** start of Records to use **

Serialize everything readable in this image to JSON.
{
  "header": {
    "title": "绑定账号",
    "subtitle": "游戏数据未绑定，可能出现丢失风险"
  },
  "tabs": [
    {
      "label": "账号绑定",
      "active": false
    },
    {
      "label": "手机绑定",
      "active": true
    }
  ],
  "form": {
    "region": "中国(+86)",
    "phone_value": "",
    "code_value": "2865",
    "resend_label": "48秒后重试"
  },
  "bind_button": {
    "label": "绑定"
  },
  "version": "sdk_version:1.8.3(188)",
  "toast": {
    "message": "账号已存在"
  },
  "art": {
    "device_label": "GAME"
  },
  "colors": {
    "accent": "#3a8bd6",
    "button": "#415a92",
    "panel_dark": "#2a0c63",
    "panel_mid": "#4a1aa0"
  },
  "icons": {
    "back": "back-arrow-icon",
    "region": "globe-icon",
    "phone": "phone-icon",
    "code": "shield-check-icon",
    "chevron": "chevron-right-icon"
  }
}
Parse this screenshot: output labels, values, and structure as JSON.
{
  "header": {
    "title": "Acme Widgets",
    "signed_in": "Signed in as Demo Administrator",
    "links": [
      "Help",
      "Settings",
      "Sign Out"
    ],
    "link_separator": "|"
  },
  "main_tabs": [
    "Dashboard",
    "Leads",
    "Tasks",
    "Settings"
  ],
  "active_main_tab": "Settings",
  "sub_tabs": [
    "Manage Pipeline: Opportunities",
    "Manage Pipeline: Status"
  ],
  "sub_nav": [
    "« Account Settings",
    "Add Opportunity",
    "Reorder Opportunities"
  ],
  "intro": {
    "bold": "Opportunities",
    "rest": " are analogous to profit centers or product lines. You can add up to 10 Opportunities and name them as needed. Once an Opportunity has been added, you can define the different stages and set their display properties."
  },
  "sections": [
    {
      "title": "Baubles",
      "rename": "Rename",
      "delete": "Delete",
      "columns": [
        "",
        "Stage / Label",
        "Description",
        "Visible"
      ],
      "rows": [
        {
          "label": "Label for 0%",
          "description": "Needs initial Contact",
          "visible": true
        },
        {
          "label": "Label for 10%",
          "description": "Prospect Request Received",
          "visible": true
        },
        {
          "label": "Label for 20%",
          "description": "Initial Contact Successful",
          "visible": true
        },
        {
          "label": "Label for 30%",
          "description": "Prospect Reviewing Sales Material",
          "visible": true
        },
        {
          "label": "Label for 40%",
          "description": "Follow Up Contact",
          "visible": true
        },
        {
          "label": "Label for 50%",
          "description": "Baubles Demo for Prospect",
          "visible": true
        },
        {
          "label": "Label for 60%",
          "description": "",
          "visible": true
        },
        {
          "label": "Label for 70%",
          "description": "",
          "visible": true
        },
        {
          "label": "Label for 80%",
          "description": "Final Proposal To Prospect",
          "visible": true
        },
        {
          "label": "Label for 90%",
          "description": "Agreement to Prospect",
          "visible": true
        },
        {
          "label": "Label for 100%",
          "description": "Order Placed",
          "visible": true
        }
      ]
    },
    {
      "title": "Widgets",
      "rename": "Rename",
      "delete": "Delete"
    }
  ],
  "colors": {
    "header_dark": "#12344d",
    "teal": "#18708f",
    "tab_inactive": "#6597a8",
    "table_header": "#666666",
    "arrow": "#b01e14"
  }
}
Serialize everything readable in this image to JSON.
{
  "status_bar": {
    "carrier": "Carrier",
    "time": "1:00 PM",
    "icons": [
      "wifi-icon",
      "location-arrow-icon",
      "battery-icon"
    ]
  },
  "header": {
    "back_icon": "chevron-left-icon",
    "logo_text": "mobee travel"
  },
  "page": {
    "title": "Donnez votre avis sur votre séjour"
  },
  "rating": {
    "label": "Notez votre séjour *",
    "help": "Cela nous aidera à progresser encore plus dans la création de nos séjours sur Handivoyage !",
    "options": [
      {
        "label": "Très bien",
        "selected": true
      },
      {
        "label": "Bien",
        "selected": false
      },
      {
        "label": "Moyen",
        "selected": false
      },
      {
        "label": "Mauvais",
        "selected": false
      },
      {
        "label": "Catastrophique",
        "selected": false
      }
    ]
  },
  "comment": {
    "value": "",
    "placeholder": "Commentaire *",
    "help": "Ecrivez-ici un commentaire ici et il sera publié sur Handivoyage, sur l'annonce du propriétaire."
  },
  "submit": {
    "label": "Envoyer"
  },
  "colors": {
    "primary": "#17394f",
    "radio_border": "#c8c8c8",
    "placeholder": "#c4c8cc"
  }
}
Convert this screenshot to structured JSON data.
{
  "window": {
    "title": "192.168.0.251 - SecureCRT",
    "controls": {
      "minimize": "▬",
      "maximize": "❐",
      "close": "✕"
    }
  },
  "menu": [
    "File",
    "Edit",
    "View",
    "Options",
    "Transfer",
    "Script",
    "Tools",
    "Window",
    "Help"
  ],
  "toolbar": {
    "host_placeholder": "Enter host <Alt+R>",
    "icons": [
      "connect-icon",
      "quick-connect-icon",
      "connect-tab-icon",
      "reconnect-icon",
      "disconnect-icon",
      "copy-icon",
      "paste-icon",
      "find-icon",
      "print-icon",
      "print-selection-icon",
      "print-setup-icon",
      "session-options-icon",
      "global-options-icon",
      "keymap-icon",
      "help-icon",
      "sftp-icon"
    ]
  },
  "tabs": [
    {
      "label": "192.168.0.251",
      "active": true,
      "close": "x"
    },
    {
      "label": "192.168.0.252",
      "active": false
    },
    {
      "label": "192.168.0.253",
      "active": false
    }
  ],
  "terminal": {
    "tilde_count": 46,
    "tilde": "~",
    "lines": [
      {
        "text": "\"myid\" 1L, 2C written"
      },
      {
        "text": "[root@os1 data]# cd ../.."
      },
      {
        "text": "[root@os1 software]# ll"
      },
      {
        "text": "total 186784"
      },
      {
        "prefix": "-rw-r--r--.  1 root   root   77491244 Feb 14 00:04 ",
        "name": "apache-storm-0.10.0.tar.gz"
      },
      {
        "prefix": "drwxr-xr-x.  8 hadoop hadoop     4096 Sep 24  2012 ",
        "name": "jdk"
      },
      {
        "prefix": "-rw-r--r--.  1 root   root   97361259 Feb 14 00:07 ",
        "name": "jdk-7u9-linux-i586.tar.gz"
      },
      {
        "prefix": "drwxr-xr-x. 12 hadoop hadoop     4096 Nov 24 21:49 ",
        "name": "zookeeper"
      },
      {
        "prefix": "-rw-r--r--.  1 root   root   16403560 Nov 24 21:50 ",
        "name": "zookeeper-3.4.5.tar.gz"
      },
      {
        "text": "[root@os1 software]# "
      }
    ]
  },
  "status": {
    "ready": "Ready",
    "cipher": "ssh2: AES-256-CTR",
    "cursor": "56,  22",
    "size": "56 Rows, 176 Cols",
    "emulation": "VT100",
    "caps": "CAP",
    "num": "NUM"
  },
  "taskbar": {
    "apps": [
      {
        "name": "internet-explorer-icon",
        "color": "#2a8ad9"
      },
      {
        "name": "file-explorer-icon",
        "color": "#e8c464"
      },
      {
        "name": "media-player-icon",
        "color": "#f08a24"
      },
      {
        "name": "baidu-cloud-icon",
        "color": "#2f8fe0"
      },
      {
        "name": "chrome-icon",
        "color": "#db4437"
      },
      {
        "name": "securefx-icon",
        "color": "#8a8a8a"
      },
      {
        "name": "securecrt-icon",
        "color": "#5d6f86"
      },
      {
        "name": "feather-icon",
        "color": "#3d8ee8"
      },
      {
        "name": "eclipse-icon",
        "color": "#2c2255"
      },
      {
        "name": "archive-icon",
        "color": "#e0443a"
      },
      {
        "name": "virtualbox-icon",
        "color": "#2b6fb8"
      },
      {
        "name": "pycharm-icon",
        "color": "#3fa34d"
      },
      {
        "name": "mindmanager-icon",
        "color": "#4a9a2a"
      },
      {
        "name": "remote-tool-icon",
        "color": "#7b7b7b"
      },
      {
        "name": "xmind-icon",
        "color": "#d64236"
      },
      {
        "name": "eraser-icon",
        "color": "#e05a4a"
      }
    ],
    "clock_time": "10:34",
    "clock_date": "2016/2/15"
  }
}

** end of Records to use **

### Your goal
Report back each line of the entries that holds the string "arrow".

### Result of this exercise
    "back": "back-arrow-icon",
    "arrow": "#b01e14"
      "location-arrow-icon",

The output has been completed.